[Bounding box items]
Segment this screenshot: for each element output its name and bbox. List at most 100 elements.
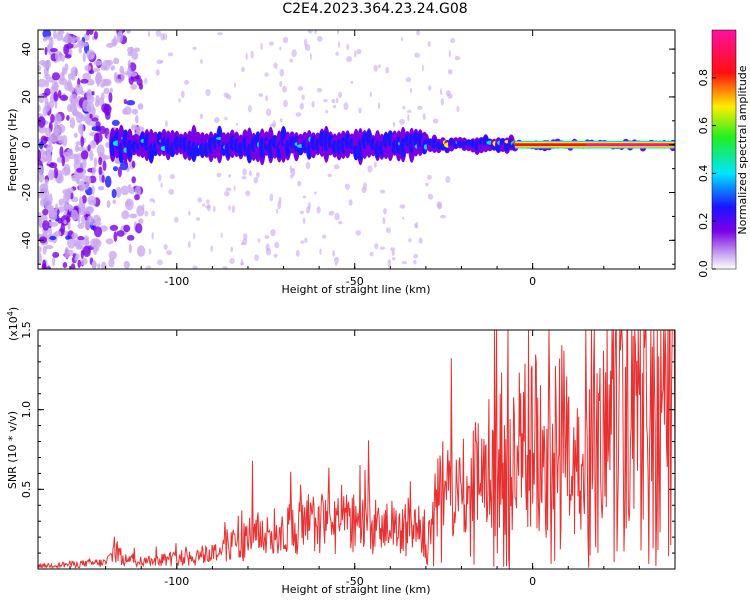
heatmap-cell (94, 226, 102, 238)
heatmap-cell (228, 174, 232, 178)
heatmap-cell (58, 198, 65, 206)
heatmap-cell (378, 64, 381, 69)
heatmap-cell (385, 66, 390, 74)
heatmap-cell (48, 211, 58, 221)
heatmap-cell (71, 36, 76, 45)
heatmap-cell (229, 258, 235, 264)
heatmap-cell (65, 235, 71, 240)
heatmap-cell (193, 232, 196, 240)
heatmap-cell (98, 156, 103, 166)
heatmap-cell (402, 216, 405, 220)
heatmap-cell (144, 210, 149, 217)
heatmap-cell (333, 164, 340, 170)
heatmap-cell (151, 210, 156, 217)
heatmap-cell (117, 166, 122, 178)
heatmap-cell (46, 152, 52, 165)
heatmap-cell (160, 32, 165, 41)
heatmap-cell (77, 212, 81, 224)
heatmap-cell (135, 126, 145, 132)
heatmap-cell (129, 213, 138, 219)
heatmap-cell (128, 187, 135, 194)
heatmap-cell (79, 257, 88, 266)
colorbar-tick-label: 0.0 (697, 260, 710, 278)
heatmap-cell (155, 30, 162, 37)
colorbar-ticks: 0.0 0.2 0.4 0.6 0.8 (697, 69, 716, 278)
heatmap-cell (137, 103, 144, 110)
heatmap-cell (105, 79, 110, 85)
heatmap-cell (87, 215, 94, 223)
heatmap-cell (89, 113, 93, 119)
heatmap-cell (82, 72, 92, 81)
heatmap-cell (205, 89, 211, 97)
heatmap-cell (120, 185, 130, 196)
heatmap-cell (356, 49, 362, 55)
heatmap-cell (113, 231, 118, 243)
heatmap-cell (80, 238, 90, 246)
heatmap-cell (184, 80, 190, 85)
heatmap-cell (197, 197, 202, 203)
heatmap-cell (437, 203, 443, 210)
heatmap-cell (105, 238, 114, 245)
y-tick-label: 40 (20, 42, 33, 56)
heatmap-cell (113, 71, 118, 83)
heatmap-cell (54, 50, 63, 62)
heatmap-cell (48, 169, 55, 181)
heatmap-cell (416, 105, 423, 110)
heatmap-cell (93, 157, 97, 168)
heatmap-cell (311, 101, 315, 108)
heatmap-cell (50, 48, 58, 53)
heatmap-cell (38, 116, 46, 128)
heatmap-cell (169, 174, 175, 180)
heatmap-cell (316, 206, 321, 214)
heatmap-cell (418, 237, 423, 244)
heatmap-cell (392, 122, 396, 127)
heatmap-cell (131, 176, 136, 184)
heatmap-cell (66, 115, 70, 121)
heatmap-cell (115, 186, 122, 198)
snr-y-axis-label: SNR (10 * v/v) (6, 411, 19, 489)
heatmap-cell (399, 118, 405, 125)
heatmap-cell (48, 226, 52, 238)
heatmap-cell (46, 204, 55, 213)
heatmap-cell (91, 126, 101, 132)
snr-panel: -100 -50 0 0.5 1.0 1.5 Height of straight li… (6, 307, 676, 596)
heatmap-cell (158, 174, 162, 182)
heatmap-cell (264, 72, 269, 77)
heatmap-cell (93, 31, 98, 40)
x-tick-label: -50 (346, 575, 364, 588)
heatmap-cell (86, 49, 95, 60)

● EXERCISE TASK:
Reproduce every line of the items above verbatim, omitting the pictures.

● WRITTEN RESPONSE:
Segment this screenshot: for each element output its name and bbox. List at most 100 elements.
heatmap-cell (94, 226, 102, 238)
heatmap-cell (228, 174, 232, 178)
heatmap-cell (58, 198, 65, 206)
heatmap-cell (378, 64, 381, 69)
heatmap-cell (385, 66, 390, 74)
heatmap-cell (48, 211, 58, 221)
heatmap-cell (71, 36, 76, 45)
heatmap-cell (229, 258, 235, 264)
heatmap-cell (65, 235, 71, 240)
heatmap-cell (193, 232, 196, 240)
heatmap-cell (98, 156, 103, 166)
heatmap-cell (402, 216, 405, 220)
heatmap-cell (144, 210, 149, 217)
heatmap-cell (333, 164, 340, 170)
heatmap-cell (151, 210, 156, 217)
heatmap-cell (117, 166, 122, 178)
heatmap-cell (46, 152, 52, 165)
heatmap-cell (160, 32, 165, 41)
heatmap-cell (77, 212, 81, 224)
heatmap-cell (135, 126, 145, 132)
heatmap-cell (129, 213, 138, 219)
heatmap-cell (128, 187, 135, 194)
heatmap-cell (79, 257, 88, 266)
colorbar-tick-label: 0.0 (697, 260, 710, 278)
heatmap-cell (155, 30, 162, 37)
colorbar-ticks: 0.0 0.2 0.4 0.6 0.8 (697, 69, 716, 278)
heatmap-cell (137, 103, 144, 110)
heatmap-cell (105, 79, 110, 85)
heatmap-cell (87, 215, 94, 223)
heatmap-cell (89, 113, 93, 119)
heatmap-cell (82, 72, 92, 81)
heatmap-cell (205, 89, 211, 97)
heatmap-cell (120, 185, 130, 196)
heatmap-cell (356, 49, 362, 55)
heatmap-cell (113, 231, 118, 243)
heatmap-cell (80, 238, 90, 246)
heatmap-cell (184, 80, 190, 85)
heatmap-cell (197, 197, 202, 203)
heatmap-cell (437, 203, 443, 210)
heatmap-cell (105, 238, 114, 245)
y-tick-label: 40 (20, 42, 33, 56)
heatmap-cell (113, 71, 118, 83)
heatmap-cell (54, 50, 63, 62)
heatmap-cell (48, 169, 55, 181)
heatmap-cell (416, 105, 423, 110)
heatmap-cell (93, 157, 97, 168)
heatmap-cell (311, 101, 315, 108)
heatmap-cell (50, 48, 58, 53)
heatmap-cell (38, 116, 46, 128)
heatmap-cell (169, 174, 175, 180)
heatmap-cell (316, 206, 321, 214)
heatmap-cell (418, 237, 423, 244)
heatmap-cell (392, 122, 396, 127)
heatmap-cell (131, 176, 136, 184)
heatmap-cell (66, 115, 70, 121)
heatmap-cell (115, 186, 122, 198)
snr-y-axis-label: SNR (10 * v/v) (6, 411, 19, 489)
heatmap-cell (399, 118, 405, 125)
heatmap-cell (48, 226, 52, 238)
heatmap-cell (46, 204, 55, 213)
heatmap-cell (91, 126, 101, 132)
snr-panel: -100 -50 0 0.5 1.0 1.5 Height of straight li… (6, 307, 676, 596)
heatmap-cell (158, 174, 162, 182)
heatmap-cell (264, 72, 269, 77)
heatmap-cell (93, 31, 98, 40)
x-tick-label: -50 (346, 575, 364, 588)
heatmap-cell (86, 49, 95, 60)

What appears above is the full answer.